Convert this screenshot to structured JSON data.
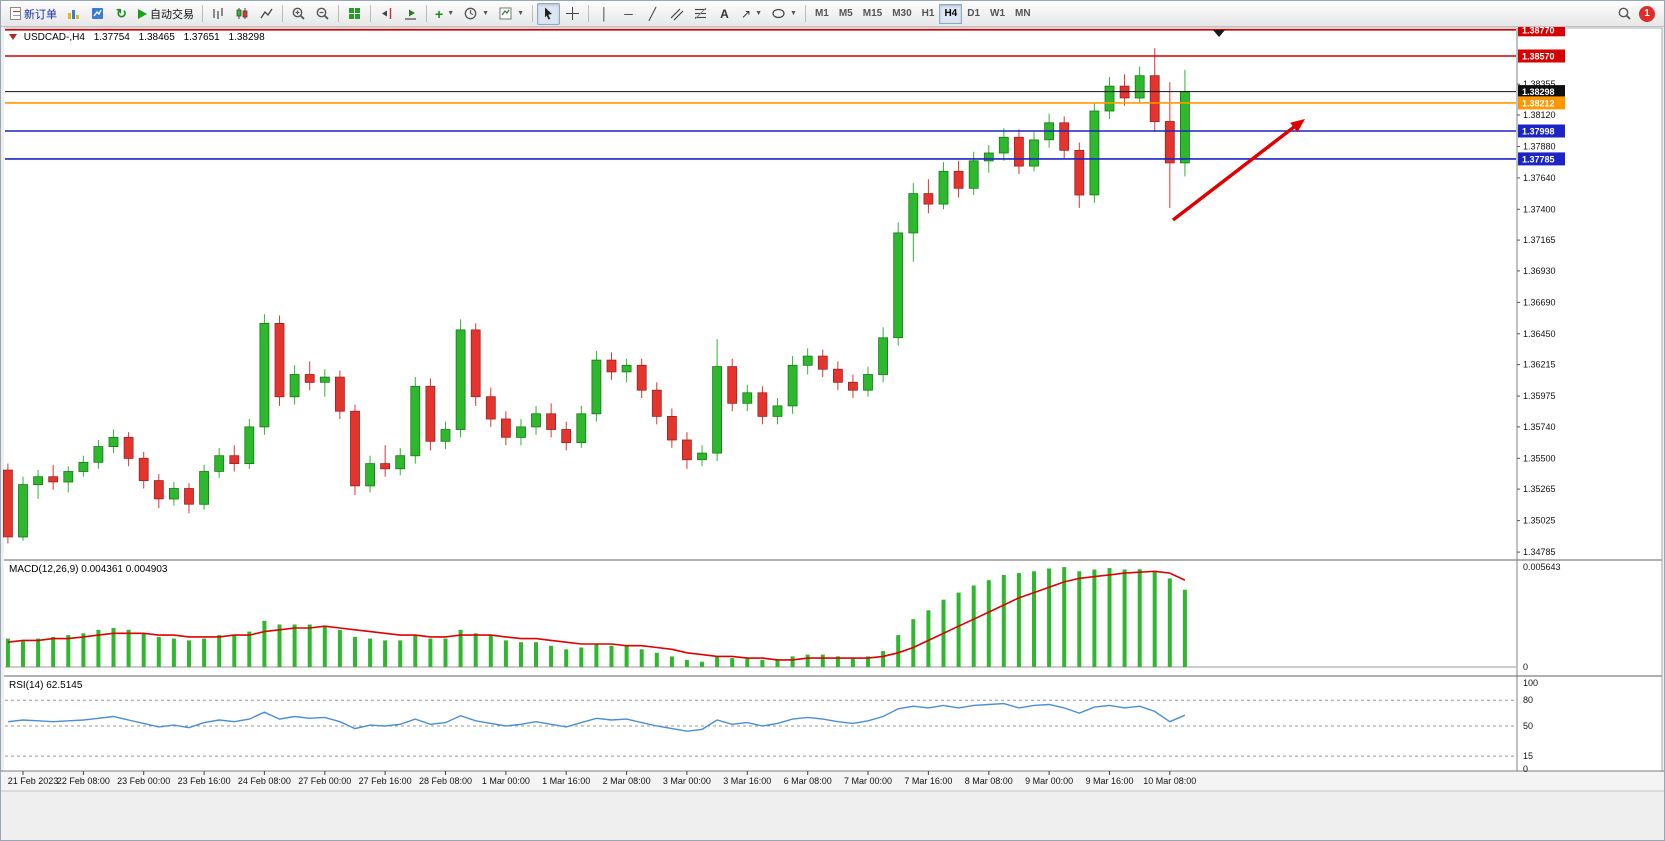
{
  "toolbar": {
    "new_order_label": "新订单",
    "autotrading_label": "自动交易",
    "timeframes": [
      "M1",
      "M5",
      "M15",
      "M30",
      "H1",
      "H4",
      "D1",
      "W1",
      "MN"
    ],
    "active_timeframe": "H4",
    "notification_count": "1"
  },
  "chart": {
    "symbol_label": "USDCAD-,H4",
    "ohlc": {
      "open": "1.37754",
      "high": "1.38465",
      "low": "1.37651",
      "close": "1.38298"
    },
    "price_axis_labels": [
      "1.38355",
      "1.38120",
      "1.37880",
      "1.37640",
      "1.37400",
      "1.37165",
      "1.36930",
      "1.36690",
      "1.36450",
      "1.36215",
      "1.35975",
      "1.35740",
      "1.35500",
      "1.35265",
      "1.35025",
      "1.34785"
    ],
    "hlines": [
      {
        "price": 1.3877,
        "label": "1.38770",
        "color": "#d60000"
      },
      {
        "price": 1.3857,
        "label": "1.38570",
        "color": "#d60000"
      },
      {
        "price": 1.38298,
        "label": "1.38298",
        "color": "#101010"
      },
      {
        "price": 1.38212,
        "label": "1.38212",
        "color": "#ff9800"
      },
      {
        "price": 1.37998,
        "label": "1.37998",
        "color": "#1b24c4"
      },
      {
        "price": 1.37785,
        "label": "1.37785",
        "color": "#1b24c4"
      }
    ],
    "colors": {
      "background": "#ffffff",
      "up": "#2db82d",
      "down": "#e3342e",
      "macd_histogram": "#2db82d",
      "macd_signal": "#e00000",
      "rsi_line": "#4a8fd3",
      "arrow": "#e00000"
    }
  },
  "macd": {
    "label": "MACD(12,26,9) 0.004361 0.004903",
    "axis_max": "0.005643",
    "axis_zero": "0"
  },
  "rsi": {
    "label": "RSI(14) 62.5145",
    "axis_labels": [
      "100",
      "80",
      "50",
      "15",
      "0"
    ]
  },
  "chart_data": {
    "type": "candlestick",
    "symbol": "USDCAD-",
    "timeframe": "H4",
    "title": "USDCAD-,H4 1.37754 1.38465 1.37651 1.38298",
    "ylim": [
      1.34732,
      1.38776
    ],
    "y_ticks": [
      1.38355,
      1.3812,
      1.3788,
      1.3764,
      1.374,
      1.37165,
      1.3693,
      1.3669,
      1.3645,
      1.36215,
      1.35975,
      1.3574,
      1.355,
      1.35265,
      1.35025,
      1.34785
    ],
    "x_labels": [
      "21 Feb 2023",
      "22 Feb 08:00",
      "23 Feb 00:00",
      "23 Feb 16:00",
      "24 Feb 08:00",
      "27 Feb 00:00",
      "27 Feb 16:00",
      "28 Feb 08:00",
      "1 Mar 00:00",
      "1 Mar 16:00",
      "2 Mar 08:00",
      "3 Mar 00:00",
      "3 Mar 16:00",
      "6 Mar 08:00",
      "7 Mar 00:00",
      "7 Mar 16:00",
      "8 Mar 08:00",
      "9 Mar 00:00",
      "9 Mar 16:00",
      "10 Mar 08:00"
    ],
    "hlines": [
      1.3877,
      1.3857,
      1.38298,
      1.38212,
      1.37998,
      1.37785
    ],
    "candles": [
      [
        1.3541,
        1.3546,
        1.3485,
        1.349
      ],
      [
        1.349,
        1.3536,
        1.3487,
        1.353
      ],
      [
        1.353,
        1.3541,
        1.3519,
        1.3536
      ],
      [
        1.3536,
        1.3545,
        1.3526,
        1.3532
      ],
      [
        1.3532,
        1.3544,
        1.3524,
        1.354
      ],
      [
        1.354,
        1.3552,
        1.3536,
        1.3547
      ],
      [
        1.3547,
        1.3564,
        1.3542,
        1.3559
      ],
      [
        1.3559,
        1.3572,
        1.3554,
        1.3566
      ],
      [
        1.3566,
        1.357,
        1.3544,
        1.355
      ],
      [
        1.355,
        1.3555,
        1.3527,
        1.3533
      ],
      [
        1.3533,
        1.3538,
        1.3512,
        1.3519
      ],
      [
        1.3519,
        1.3532,
        1.3514,
        1.3527
      ],
      [
        1.3527,
        1.3531,
        1.3508,
        1.3515
      ],
      [
        1.3515,
        1.3545,
        1.3511,
        1.354
      ],
      [
        1.354,
        1.3558,
        1.3535,
        1.3552
      ],
      [
        1.3552,
        1.356,
        1.354,
        1.3546
      ],
      [
        1.3546,
        1.358,
        1.3542,
        1.3574
      ],
      [
        1.3574,
        1.366,
        1.3568,
        1.3653
      ],
      [
        1.3653,
        1.3659,
        1.359,
        1.3597
      ],
      [
        1.3597,
        1.3621,
        1.3591,
        1.3614
      ],
      [
        1.3614,
        1.3624,
        1.3602,
        1.3608
      ],
      [
        1.3608,
        1.3618,
        1.3597,
        1.3612
      ],
      [
        1.3612,
        1.3617,
        1.358,
        1.3586
      ],
      [
        1.3586,
        1.3591,
        1.3522,
        1.3529
      ],
      [
        1.3529,
        1.3552,
        1.3524,
        1.3546
      ],
      [
        1.3546,
        1.356,
        1.3536,
        1.3542
      ],
      [
        1.3542,
        1.3558,
        1.3537,
        1.3552
      ],
      [
        1.3552,
        1.3612,
        1.3546,
        1.3605
      ],
      [
        1.3605,
        1.3611,
        1.3556,
        1.3563
      ],
      [
        1.3563,
        1.3578,
        1.3557,
        1.3572
      ],
      [
        1.3572,
        1.3656,
        1.3566,
        1.3648
      ],
      [
        1.3648,
        1.3653,
        1.359,
        1.3597
      ],
      [
        1.3597,
        1.3604,
        1.3574,
        1.358
      ],
      [
        1.358,
        1.3586,
        1.356,
        1.3566
      ],
      [
        1.3566,
        1.358,
        1.356,
        1.3574
      ],
      [
        1.3574,
        1.359,
        1.3568,
        1.3584
      ],
      [
        1.3584,
        1.3592,
        1.3566,
        1.3572
      ],
      [
        1.3572,
        1.3578,
        1.3556,
        1.3562
      ],
      [
        1.3562,
        1.359,
        1.3558,
        1.3584
      ],
      [
        1.3584,
        1.3632,
        1.3578,
        1.3625
      ],
      [
        1.3625,
        1.3631,
        1.361,
        1.3616
      ],
      [
        1.3616,
        1.3626,
        1.3608,
        1.3621
      ],
      [
        1.3621,
        1.3626,
        1.3596,
        1.3602
      ],
      [
        1.3602,
        1.3608,
        1.3576,
        1.3582
      ],
      [
        1.3582,
        1.3588,
        1.3558,
        1.3564
      ],
      [
        1.3564,
        1.357,
        1.3542,
        1.3549
      ],
      [
        1.3549,
        1.356,
        1.3544,
        1.3554
      ],
      [
        1.3554,
        1.3641,
        1.3548,
        1.362
      ],
      [
        1.362,
        1.3626,
        1.3586,
        1.3592
      ],
      [
        1.3592,
        1.3606,
        1.3586,
        1.36
      ],
      [
        1.36,
        1.3605,
        1.3576,
        1.3582
      ],
      [
        1.3582,
        1.3596,
        1.3576,
        1.359
      ],
      [
        1.359,
        1.3628,
        1.3584,
        1.3621
      ],
      [
        1.3621,
        1.3634,
        1.3614,
        1.3628
      ],
      [
        1.3628,
        1.3633,
        1.3612,
        1.3618
      ],
      [
        1.3618,
        1.3624,
        1.3602,
        1.3608
      ],
      [
        1.3608,
        1.3614,
        1.3596,
        1.3602
      ],
      [
        1.3602,
        1.362,
        1.3597,
        1.3614
      ],
      [
        1.3614,
        1.365,
        1.3608,
        1.3642
      ],
      [
        1.3642,
        1.373,
        1.3636,
        1.3722
      ],
      [
        1.3722,
        1.376,
        1.37,
        1.3752
      ],
      [
        1.3752,
        1.3763,
        1.3737,
        1.3744
      ],
      [
        1.3744,
        1.3776,
        1.374,
        1.3769
      ],
      [
        1.3769,
        1.3777,
        1.3749,
        1.3756
      ],
      [
        1.3756,
        1.3784,
        1.3751,
        1.3777
      ],
      [
        1.3777,
        1.3789,
        1.3768,
        1.3783
      ],
      [
        1.3783,
        1.3802,
        1.3777,
        1.3795
      ],
      [
        1.3795,
        1.3801,
        1.3767,
        1.3773
      ],
      [
        1.3773,
        1.3799,
        1.3769,
        1.3793
      ],
      [
        1.3793,
        1.3813,
        1.3787,
        1.3806
      ],
      [
        1.3806,
        1.3811,
        1.3779,
        1.3785
      ],
      [
        1.3785,
        1.3791,
        1.3741,
        1.3751
      ],
      [
        1.3751,
        1.3821,
        1.3745,
        1.3815
      ],
      [
        1.3815,
        1.3841,
        1.3809,
        1.3834
      ],
      [
        1.3834,
        1.3843,
        1.3819,
        1.3825
      ],
      [
        1.3825,
        1.3849,
        1.3821,
        1.3842
      ],
      [
        1.3842,
        1.3863,
        1.3799,
        1.3807
      ],
      [
        1.3807,
        1.3837,
        1.3741,
        1.37754
      ],
      [
        1.37754,
        1.38465,
        1.37651,
        1.38298
      ]
    ],
    "indicators": {
      "macd": {
        "params": [
          12,
          26,
          9
        ],
        "last_main": 0.004361,
        "last_signal": 0.004903,
        "axis_max": 0.005643,
        "histogram": [
          0.0016,
          0.0015,
          0.0016,
          0.0017,
          0.0018,
          0.0019,
          0.0021,
          0.0022,
          0.0021,
          0.0019,
          0.0017,
          0.0016,
          0.0015,
          0.0016,
          0.0018,
          0.0018,
          0.002,
          0.0026,
          0.0024,
          0.0024,
          0.0024,
          0.0023,
          0.0021,
          0.0017,
          0.0016,
          0.0015,
          0.0015,
          0.0018,
          0.0016,
          0.0016,
          0.0021,
          0.0019,
          0.0018,
          0.0015,
          0.0014,
          0.0014,
          0.0012,
          0.001,
          0.0011,
          0.0013,
          0.0012,
          0.0012,
          0.001,
          0.0008,
          0.0006,
          0.0004,
          0.0003,
          0.0006,
          0.0005,
          0.0005,
          0.0004,
          0.0004,
          0.0006,
          0.0007,
          0.0007,
          0.0006,
          0.0005,
          0.0006,
          0.0009,
          0.0018,
          0.0027,
          0.0032,
          0.0038,
          0.0042,
          0.0046,
          0.0049,
          0.0052,
          0.0053,
          0.0054,
          0.00556,
          0.00564,
          0.0054,
          0.0055,
          0.00558,
          0.0055,
          0.00552,
          0.0054,
          0.005,
          0.004361
        ],
        "signal": [
          0.0014,
          0.0015,
          0.0015,
          0.0016,
          0.0016,
          0.0017,
          0.0018,
          0.0019,
          0.0019,
          0.0019,
          0.0018,
          0.0018,
          0.0017,
          0.0017,
          0.0017,
          0.0018,
          0.0018,
          0.002,
          0.0021,
          0.0022,
          0.0022,
          0.0023,
          0.0022,
          0.0021,
          0.002,
          0.0019,
          0.0018,
          0.0018,
          0.0017,
          0.0017,
          0.0018,
          0.0018,
          0.0018,
          0.0017,
          0.0016,
          0.0016,
          0.0015,
          0.0014,
          0.0013,
          0.0013,
          0.0013,
          0.0012,
          0.0012,
          0.0011,
          0.001,
          0.0008,
          0.0007,
          0.0006,
          0.0006,
          0.0005,
          0.0005,
          0.0004,
          0.0004,
          0.0005,
          0.0005,
          0.0005,
          0.0005,
          0.0005,
          0.0006,
          0.0008,
          0.0011,
          0.0015,
          0.0019,
          0.0023,
          0.0027,
          0.0031,
          0.0035,
          0.0039,
          0.0042,
          0.0045,
          0.0048,
          0.005,
          0.0051,
          0.0052,
          0.0053,
          0.00535,
          0.0054,
          0.0053,
          0.004903
        ]
      },
      "rsi": {
        "period": 14,
        "last": 62.5145,
        "levels": [
          80,
          50,
          15
        ],
        "range": [
          0,
          100
        ],
        "values": [
          55,
          57,
          56,
          55,
          56,
          57,
          59,
          61,
          57,
          53,
          49,
          51,
          48,
          54,
          57,
          55,
          58,
          66,
          58,
          61,
          59,
          60,
          55,
          47,
          51,
          50,
          52,
          58,
          52,
          54,
          62,
          56,
          53,
          50,
          52,
          55,
          52,
          49,
          54,
          59,
          57,
          58,
          54,
          50,
          47,
          44,
          46,
          57,
          52,
          54,
          50,
          53,
          58,
          60,
          58,
          55,
          53,
          56,
          61,
          70,
          73,
          71,
          74,
          71,
          74,
          75,
          76,
          71,
          74,
          75,
          71,
          65,
          72,
          74,
          71,
          73,
          67,
          55,
          62.51
        ]
      }
    },
    "annotations": [
      {
        "type": "arrow",
        "direction": "up-right",
        "color": "#e00000"
      }
    ]
  }
}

TASK STATEMENT:
Check each line of the entries for the string "USDCAD". Copy the lines that have it.

COMPLETE ANSWER:
    "symbol_label": "USDCAD-,H4",
    "symbol": "USDCAD-",
    "title": "USDCAD-,H4 1.37754 1.38465 1.37651 1.38298",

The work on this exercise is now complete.